**Written exercise:** Reproduce, word for word, the passage of the article on the ICC warrant for Putin below that opens with the words "He also highlighted" and closes with "the conflict zone.".

**Extract provided:**
Pre-Trial Chamber II of the ICC charged two individuals and recognised them in the context of the situation in Ukraine: Vladimir Vladimirovich Putin and Maria Alekseyevna Lvova-Belova, the Commissioner for Children’s Rights in the office of the President of the Russian Federation.

Another war of narrative begins: Putin an international fugitive

The court’s shock notice came hours after other news with the potential to significantly impact Russia’s war on Ukraine, including a Moscow visit from Chinese leader Xi Jinping and more fighter jets for Kyiv’s forces.

The arrest warrants come a day after UN investigators said Russia’s forced transfer and deportation of Ukrainian children to areas under its control amounts to a war crime.

Moscow dismissed the orders as “void”. Russia is not a party to the Hague-based ICC, so it was unclear if or how Vladimir Putin could ever end up in the dock. The bold legal move will obligate the court’s 123 member states to arrest Vladimir Putin and transfer him to The Hague for trial if he sets foot on their territory.

The ICC can impose a maximum sentence of life imprisonment “when justified by the extreme gravity of the crime,” according to its founding treaty, the Rome Statute, that established it as a permanent court of last resort to prosecute political leaders and other key perpetrators of the world’s worst atrocities – war crimes, crimes against humanity and genocide.

Will the Russian President Vladimir Putin submit to the scrutiny, chances are highly unlikely and quite slim as Moscow does not recognise ICC.

In Washington, President Joe Biden called the ICC’s decision “justified.” Biden said it “makes a very strong point” to call out the Russian leader’s actions in ordering the invasion.

Neither Russia nor Ukraine are members of the ICC, although Kyiv granted it jurisdiction to prosecute crimes committed on its territory. Besides Russia and Ukraine, the United States and China are not members of the 123-member ICC.

It was the first time the global court had issued a warrant against a leader of one of the five permanent members of the UN Security Council.

Its practical implications could be limited. However, the moral condemnation will likely stain the Russian leader for the rest of his life. Analysts have claimed Vladimir Putin as the global pariah.

Ukrainian officials and human-rights groups hailed the warrant as an important step in holding Moscow to account for abuses during its year-long war. The country’s president, Volodymyr Zelensky, said the warrant represented the beginning of “historical responsibility.”

Over the last year, the prosecution and the Ukrainian prosecutor’s office have been gathering evidence from a multitude of countries and individual sources.

More than 16,000 Ukrainian children have been deported to Russia since the February 24, 2022, invasion, according to Kyiv, with many allegedly placed in institutions and foster homes.

“Hundreds of Ukrainian children have been taken from orphanages and children’s homes to Russia,” ICC Chief prosecutor Karim Khan said in a statement. “Many of these children, we allege, have since been given up for adoption in the Russian Federation.”

He also highlighted during four trips to Ukraine that he was looking at alleged crimes against children and the targeting of civilian infrastructure.

The alleged acts “demonstrate an intention to permanently remove these children from their own country. At the time of these deportations, the Ukrainian children were protected persons under the Fourth Geneva Convention.”

A US-backed report by Yale University researchers declared Russia had held at least 6,000 Ukrainian children in at least 43 camps and other facilities as part of a “large-scale systematic network”.

Russia, in its defence, said that it has not concealed a programme under which it has brought thousands of Ukrainian children to Russia, but presents it as a humanitarian campaign to protect orphans and children abandoned in the conflict zone.

With fighting still raging in Ukraine, Kyiv welcomed the news on March 17 that Slovakia will donate 13 MiG-29 warplanes. Ukraine has long requested fighter jets from Western allies, although seeking primarily modern US-made F-16s.

The Ukraine-Russia war seems to be far from its culmination point. Is the west purposefully stirring so that the lowering temperature of the international community regarding the crisis could ramp up? The west is not ready to simmer things down. This is a new snag in this crisis.

**Data provided:**
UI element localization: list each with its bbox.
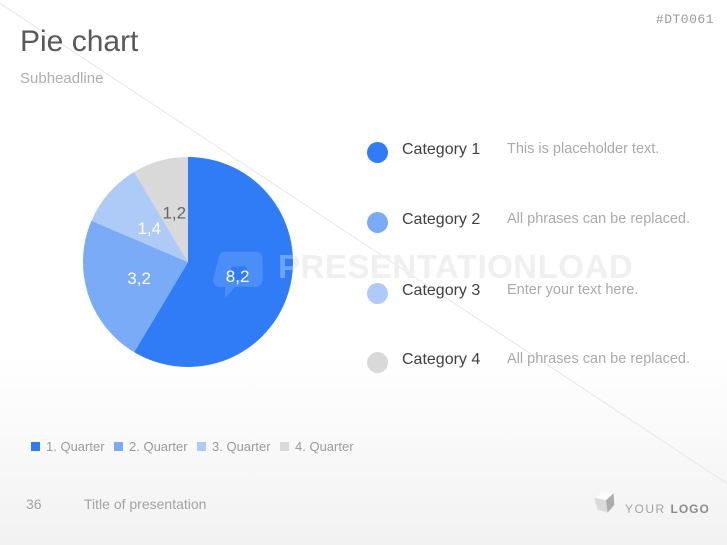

**Task answer:**
He also highlighted during four trips to Ukraine that he was looking at alleged crimes against children and the targeting of civilian infrastructure.

The alleged acts “demonstrate an intention to permanently remove these children from their own country. At the time of these deportations, the Ukrainian children were protected persons under the Fourth Geneva Convention.”

A US-backed report by Yale University researchers declared Russia had held at least 6,000 Ukrainian children in at least 43 camps and other facilities as part of a “large-scale systematic network”.

Russia, in its defence, said that it has not concealed a programme under which it has brought thousands of Ukrainian children to Russia, but presents it as a humanitarian campaign to protect orphans and children abandoned in the conflict zone.